* _Exercise inputs_
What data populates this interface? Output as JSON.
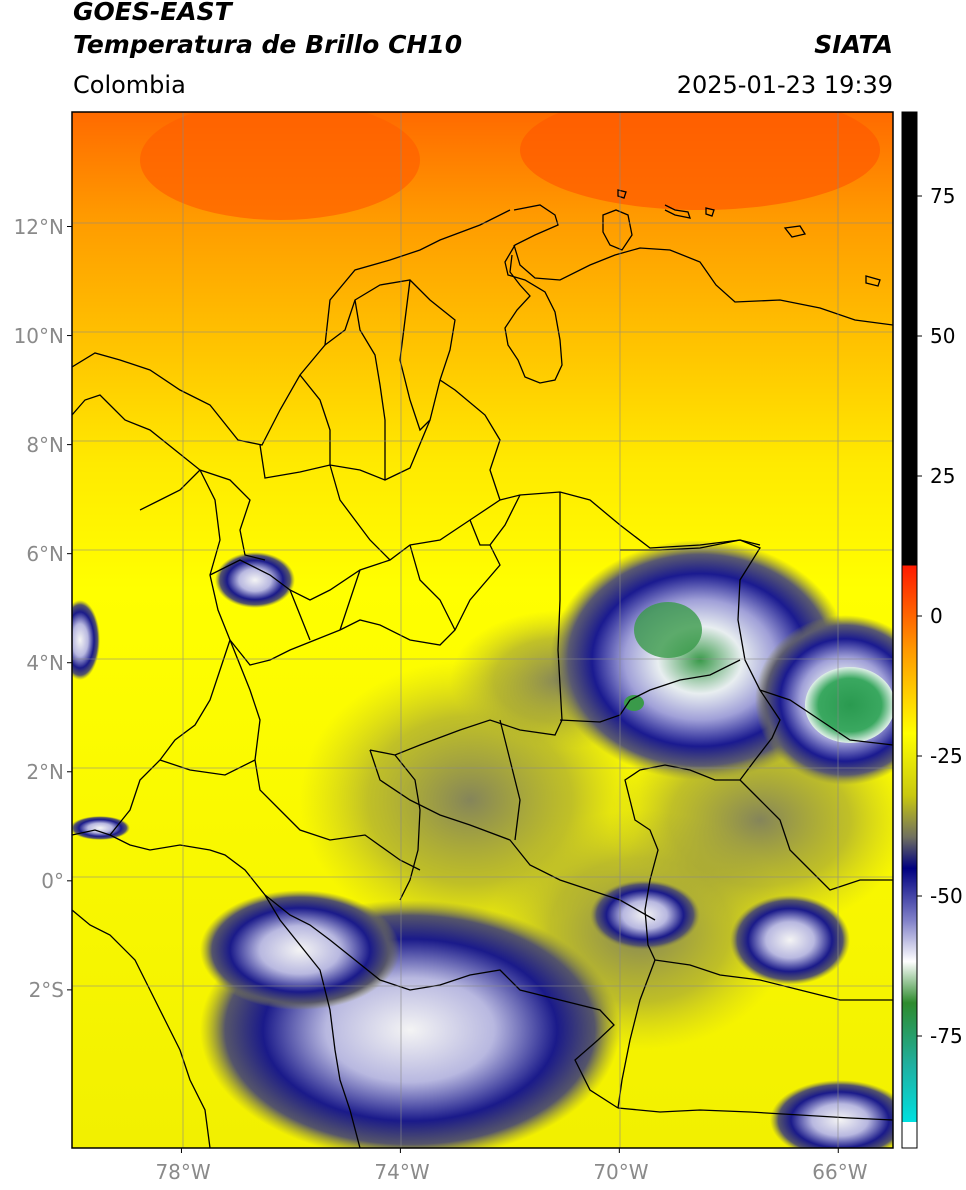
{
  "header": {
    "satellite": "GOES-EAST",
    "product": "Temperatura de Brillo CH10",
    "region": "Colombia",
    "brand": "SIATA",
    "datetime": "2025-01-23 19:39"
  },
  "map": {
    "lon_range": [
      -80,
      -65
    ],
    "lat_range": [
      -4.9,
      14.1
    ],
    "lon_ticks": [
      {
        "value": -78,
        "label": "78°W"
      },
      {
        "value": -74,
        "label": "74°W"
      },
      {
        "value": -70,
        "label": "70°W"
      },
      {
        "value": -66,
        "label": "66°W"
      }
    ],
    "lat_ticks": [
      {
        "value": 12,
        "label": "12°N"
      },
      {
        "value": 10,
        "label": "10°N"
      },
      {
        "value": 8,
        "label": "8°N"
      },
      {
        "value": 6,
        "label": "6°N"
      },
      {
        "value": 4,
        "label": "4°N"
      },
      {
        "value": 2,
        "label": "2°N"
      },
      {
        "value": 0,
        "label": "0°"
      },
      {
        "value": -2,
        "label": "2°S"
      }
    ],
    "grid": true
  },
  "colorbar": {
    "range": [
      -95,
      90
    ],
    "ticks": [
      {
        "value": 75,
        "label": "75"
      },
      {
        "value": 50,
        "label": "50"
      },
      {
        "value": 25,
        "label": "25"
      },
      {
        "value": 0,
        "label": "0"
      },
      {
        "value": -25,
        "label": "-25"
      },
      {
        "value": -50,
        "label": "-50"
      },
      {
        "value": -75,
        "label": "-75"
      }
    ],
    "colors": {
      "black": "#000000",
      "red": "#ff1a00",
      "orange": "#ff9a00",
      "yellow": "#ffff00",
      "olive": "#9a9a30",
      "navy": "#000080",
      "white": "#ffffff",
      "green": "#2e8b2e",
      "teal": "#20b0a0",
      "cyan": "#00e0e0"
    }
  }
}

* _Requirements_
Repeat the records word for word. Any picture in them should be left out.

* _Result_
What data populates this interface? Output as JSON.
{
  "header": {
    "satellite": "GOES-EAST",
    "product": "Temperatura de Brillo CH10",
    "region": "Colombia",
    "brand": "SIATA",
    "datetime": "2025-01-23 19:39"
  },
  "map": {
    "lon_range": [
      -80,
      -65
    ],
    "lat_range": [
      -4.9,
      14.1
    ],
    "lon_ticks": [
      {
        "value": -78,
        "label": "78°W"
      },
      {
        "value": -74,
        "label": "74°W"
      },
      {
        "value": -70,
        "label": "70°W"
      },
      {
        "value": -66,
        "label": "66°W"
      }
    ],
    "lat_ticks": [
      {
        "value": 12,
        "label": "12°N"
      },
      {
        "value": 10,
        "label": "10°N"
      },
      {
        "value": 8,
        "label": "8°N"
      },
      {
        "value": 6,
        "label": "6°N"
      },
      {
        "value": 4,
        "label": "4°N"
      },
      {
        "value": 2,
        "label": "2°N"
      },
      {
        "value": 0,
        "label": "0°"
      },
      {
        "value": -2,
        "label": "2°S"
      }
    ],
    "grid": true
  },
  "colorbar": {
    "range": [
      -95,
      90
    ],
    "ticks": [
      {
        "value": 75,
        "label": "75"
      },
      {
        "value": 50,
        "label": "50"
      },
      {
        "value": 25,
        "label": "25"
      },
      {
        "value": 0,
        "label": "0"
      },
      {
        "value": -25,
        "label": "-25"
      },
      {
        "value": -50,
        "label": "-50"
      },
      {
        "value": -75,
        "label": "-75"
      }
    ],
    "colors": {
      "black": "#000000",
      "red": "#ff1a00",
      "orange": "#ff9a00",
      "yellow": "#ffff00",
      "olive": "#9a9a30",
      "navy": "#000080",
      "white": "#ffffff",
      "green": "#2e8b2e",
      "teal": "#20b0a0",
      "cyan": "#00e0e0"
    }
  }
}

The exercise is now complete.